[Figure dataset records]

§

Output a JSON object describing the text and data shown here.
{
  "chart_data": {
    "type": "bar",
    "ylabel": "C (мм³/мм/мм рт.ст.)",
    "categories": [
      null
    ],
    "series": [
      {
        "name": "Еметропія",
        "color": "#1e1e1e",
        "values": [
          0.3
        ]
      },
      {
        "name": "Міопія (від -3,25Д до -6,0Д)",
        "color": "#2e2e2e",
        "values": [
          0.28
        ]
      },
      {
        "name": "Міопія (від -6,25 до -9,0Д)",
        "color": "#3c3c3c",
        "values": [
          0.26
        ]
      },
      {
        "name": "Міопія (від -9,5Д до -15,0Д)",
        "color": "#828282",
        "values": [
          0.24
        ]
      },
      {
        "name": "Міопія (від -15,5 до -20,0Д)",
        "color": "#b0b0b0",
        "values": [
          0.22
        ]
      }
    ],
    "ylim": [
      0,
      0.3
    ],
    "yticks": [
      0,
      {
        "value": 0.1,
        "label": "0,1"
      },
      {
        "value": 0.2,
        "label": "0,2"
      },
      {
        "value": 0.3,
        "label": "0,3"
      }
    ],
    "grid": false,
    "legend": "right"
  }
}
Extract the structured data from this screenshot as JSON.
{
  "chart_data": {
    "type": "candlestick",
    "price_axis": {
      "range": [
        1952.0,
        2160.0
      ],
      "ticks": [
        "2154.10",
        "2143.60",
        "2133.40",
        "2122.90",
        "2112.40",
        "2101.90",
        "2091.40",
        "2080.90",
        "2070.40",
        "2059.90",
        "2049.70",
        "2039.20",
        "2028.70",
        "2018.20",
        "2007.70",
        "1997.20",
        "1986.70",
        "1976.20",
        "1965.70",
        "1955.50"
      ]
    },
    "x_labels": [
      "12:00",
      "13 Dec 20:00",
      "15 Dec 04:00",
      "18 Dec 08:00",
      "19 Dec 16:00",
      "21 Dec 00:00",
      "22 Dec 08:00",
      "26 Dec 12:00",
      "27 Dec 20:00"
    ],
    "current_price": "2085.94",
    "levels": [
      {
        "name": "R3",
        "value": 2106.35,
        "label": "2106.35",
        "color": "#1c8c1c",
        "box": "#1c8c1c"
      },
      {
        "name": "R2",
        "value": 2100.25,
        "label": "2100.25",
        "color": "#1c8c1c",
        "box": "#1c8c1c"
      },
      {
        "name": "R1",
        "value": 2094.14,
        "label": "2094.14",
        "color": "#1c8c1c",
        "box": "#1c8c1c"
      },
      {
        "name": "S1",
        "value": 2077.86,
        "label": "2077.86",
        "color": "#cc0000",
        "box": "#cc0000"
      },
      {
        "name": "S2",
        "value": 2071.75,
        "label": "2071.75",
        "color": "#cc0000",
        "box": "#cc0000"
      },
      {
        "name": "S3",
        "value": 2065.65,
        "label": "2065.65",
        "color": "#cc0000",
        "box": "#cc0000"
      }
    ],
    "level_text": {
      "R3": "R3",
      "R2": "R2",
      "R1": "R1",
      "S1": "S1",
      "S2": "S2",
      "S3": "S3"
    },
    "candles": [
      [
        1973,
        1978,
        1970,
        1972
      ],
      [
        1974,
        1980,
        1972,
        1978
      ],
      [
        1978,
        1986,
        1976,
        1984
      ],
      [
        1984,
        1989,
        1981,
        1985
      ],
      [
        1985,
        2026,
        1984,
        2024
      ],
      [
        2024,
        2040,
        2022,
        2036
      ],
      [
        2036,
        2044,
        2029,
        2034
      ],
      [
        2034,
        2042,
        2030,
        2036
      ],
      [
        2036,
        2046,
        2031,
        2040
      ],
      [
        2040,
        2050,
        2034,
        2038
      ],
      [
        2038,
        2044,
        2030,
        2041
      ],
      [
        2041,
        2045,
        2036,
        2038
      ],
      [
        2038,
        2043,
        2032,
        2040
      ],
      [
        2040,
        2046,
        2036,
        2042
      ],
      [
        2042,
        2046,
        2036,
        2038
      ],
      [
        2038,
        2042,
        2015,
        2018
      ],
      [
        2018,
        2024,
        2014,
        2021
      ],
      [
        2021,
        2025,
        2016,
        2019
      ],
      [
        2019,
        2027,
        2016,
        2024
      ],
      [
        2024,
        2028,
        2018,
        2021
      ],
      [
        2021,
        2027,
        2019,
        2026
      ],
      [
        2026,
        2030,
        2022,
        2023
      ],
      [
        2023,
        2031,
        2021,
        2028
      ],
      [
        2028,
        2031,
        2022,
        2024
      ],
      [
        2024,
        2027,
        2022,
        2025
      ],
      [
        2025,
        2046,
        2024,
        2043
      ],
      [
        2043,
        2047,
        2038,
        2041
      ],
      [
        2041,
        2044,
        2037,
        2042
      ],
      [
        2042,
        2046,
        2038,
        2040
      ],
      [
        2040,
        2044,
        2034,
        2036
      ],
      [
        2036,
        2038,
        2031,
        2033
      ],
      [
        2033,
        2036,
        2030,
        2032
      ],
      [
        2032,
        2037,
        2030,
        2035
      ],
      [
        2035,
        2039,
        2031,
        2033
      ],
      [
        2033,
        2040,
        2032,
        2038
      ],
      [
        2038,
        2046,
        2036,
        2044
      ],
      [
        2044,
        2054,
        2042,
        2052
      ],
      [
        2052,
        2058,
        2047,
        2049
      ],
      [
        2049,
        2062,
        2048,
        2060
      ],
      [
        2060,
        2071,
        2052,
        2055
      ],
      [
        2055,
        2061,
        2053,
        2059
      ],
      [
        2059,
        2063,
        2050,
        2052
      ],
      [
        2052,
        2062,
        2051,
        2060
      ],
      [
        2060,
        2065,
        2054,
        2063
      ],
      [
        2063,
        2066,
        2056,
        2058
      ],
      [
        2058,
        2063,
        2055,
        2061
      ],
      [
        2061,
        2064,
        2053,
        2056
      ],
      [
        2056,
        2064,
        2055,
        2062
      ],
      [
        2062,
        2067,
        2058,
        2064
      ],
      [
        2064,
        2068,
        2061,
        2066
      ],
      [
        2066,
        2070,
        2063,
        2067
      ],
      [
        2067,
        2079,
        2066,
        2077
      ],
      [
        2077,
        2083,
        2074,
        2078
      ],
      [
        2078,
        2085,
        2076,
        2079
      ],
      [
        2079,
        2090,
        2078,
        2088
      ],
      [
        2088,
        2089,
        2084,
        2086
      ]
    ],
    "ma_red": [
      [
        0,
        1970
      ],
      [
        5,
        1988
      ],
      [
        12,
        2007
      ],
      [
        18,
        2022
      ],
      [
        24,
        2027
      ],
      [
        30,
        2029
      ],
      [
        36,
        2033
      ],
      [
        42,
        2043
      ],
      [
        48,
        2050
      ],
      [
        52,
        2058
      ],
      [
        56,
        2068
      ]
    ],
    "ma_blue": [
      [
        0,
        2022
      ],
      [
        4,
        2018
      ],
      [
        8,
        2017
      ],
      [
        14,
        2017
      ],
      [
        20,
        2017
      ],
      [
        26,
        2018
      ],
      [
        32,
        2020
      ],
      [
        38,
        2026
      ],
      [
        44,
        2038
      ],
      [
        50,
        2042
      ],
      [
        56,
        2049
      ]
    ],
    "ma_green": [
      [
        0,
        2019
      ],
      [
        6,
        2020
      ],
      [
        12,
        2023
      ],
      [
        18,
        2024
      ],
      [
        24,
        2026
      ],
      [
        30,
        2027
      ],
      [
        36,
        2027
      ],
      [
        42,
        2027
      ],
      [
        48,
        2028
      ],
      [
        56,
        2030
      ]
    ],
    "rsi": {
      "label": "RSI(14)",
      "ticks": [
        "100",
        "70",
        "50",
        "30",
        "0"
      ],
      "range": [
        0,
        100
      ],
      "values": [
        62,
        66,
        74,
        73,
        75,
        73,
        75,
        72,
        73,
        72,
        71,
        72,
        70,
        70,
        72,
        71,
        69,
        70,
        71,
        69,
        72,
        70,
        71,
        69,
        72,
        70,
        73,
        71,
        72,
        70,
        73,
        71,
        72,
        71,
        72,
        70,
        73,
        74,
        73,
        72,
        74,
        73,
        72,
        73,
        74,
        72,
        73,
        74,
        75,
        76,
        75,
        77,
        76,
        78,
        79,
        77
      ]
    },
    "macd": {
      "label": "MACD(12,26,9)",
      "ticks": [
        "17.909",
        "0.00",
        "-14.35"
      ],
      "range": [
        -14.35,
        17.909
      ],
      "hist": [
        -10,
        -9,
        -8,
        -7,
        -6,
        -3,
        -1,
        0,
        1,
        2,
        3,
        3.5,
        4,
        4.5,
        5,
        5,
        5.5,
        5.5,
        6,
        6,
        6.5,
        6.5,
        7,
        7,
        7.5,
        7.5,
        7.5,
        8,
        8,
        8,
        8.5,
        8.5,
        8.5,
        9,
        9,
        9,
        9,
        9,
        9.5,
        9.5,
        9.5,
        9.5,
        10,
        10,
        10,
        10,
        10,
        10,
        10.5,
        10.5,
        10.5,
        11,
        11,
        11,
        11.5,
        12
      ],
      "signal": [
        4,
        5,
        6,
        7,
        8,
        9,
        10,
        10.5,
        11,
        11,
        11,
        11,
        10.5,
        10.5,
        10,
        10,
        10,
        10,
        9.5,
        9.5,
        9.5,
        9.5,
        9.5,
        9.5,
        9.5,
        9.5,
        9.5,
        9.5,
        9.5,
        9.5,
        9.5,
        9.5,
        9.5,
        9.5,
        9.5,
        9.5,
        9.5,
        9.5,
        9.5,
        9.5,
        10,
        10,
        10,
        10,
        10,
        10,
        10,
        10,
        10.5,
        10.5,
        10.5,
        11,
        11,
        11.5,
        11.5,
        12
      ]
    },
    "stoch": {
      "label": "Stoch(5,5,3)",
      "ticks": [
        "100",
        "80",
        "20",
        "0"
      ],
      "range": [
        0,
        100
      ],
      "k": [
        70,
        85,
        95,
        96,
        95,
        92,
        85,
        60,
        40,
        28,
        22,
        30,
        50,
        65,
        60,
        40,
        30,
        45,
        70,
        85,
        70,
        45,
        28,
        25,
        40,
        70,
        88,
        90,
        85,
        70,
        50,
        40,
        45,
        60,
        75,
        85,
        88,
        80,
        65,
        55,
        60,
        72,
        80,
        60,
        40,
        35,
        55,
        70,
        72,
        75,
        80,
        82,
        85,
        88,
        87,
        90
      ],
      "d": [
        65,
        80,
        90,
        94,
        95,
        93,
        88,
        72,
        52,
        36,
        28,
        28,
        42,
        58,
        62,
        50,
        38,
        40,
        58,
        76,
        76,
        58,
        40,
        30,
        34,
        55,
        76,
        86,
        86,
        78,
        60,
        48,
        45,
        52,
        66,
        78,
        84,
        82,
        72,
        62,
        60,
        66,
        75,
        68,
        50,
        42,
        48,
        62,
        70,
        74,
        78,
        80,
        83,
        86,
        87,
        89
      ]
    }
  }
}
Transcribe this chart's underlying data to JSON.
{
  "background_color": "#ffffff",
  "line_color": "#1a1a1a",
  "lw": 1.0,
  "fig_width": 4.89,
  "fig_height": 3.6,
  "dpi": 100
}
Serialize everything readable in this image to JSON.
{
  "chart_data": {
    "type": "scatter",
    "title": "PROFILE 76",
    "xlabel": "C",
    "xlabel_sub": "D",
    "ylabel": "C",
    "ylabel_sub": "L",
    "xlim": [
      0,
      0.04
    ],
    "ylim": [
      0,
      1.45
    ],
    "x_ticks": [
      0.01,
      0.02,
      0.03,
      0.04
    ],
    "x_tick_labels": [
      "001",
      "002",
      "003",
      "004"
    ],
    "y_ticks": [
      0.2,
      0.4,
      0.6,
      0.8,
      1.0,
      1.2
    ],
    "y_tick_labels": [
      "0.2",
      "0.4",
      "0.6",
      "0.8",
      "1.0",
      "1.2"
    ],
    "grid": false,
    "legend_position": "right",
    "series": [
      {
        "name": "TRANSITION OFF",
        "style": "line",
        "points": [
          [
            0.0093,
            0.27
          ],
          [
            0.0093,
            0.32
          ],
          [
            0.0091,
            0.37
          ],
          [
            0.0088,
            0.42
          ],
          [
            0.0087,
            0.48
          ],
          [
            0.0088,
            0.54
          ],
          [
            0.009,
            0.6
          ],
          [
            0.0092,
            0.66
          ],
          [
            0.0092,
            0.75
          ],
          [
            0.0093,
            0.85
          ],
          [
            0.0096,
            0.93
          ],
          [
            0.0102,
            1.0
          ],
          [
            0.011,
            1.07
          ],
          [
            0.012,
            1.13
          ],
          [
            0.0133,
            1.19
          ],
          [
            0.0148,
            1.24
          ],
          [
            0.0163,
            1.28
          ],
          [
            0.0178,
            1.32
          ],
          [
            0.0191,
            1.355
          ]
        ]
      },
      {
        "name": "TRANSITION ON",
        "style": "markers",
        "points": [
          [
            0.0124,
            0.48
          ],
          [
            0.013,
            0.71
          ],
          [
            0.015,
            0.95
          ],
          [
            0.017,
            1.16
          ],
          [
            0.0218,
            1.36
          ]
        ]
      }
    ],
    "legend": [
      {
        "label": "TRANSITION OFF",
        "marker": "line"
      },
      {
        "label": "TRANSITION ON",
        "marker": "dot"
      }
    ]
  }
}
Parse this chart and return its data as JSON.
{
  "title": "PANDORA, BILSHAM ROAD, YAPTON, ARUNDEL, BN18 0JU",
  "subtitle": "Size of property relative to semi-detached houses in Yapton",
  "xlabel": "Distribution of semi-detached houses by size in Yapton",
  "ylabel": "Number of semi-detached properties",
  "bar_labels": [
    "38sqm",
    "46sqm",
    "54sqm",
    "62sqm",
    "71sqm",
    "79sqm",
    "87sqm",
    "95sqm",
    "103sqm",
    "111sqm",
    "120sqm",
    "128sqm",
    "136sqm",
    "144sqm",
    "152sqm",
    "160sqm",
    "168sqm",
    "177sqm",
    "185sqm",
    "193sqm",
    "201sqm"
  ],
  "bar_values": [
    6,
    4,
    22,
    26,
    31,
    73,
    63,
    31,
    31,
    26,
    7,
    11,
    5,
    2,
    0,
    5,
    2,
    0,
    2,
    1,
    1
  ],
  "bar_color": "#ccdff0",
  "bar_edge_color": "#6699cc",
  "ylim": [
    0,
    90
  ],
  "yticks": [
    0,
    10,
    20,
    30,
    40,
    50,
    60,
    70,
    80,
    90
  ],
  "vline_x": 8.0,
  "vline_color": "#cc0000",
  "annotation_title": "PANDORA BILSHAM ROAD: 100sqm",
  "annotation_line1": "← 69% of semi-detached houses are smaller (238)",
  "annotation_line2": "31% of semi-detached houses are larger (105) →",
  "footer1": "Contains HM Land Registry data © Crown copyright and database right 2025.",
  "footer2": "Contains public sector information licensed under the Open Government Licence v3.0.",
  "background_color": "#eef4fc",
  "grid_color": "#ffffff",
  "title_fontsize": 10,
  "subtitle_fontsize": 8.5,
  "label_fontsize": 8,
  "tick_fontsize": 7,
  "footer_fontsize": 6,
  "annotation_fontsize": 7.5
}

§

**GIVEN EXERCISE**
Copy each line of the records above that carries the word "type".

**SOLUTION TO THIS TASK**
    "type": "bar",
    "type": "candlestick",
    "type": "scatter",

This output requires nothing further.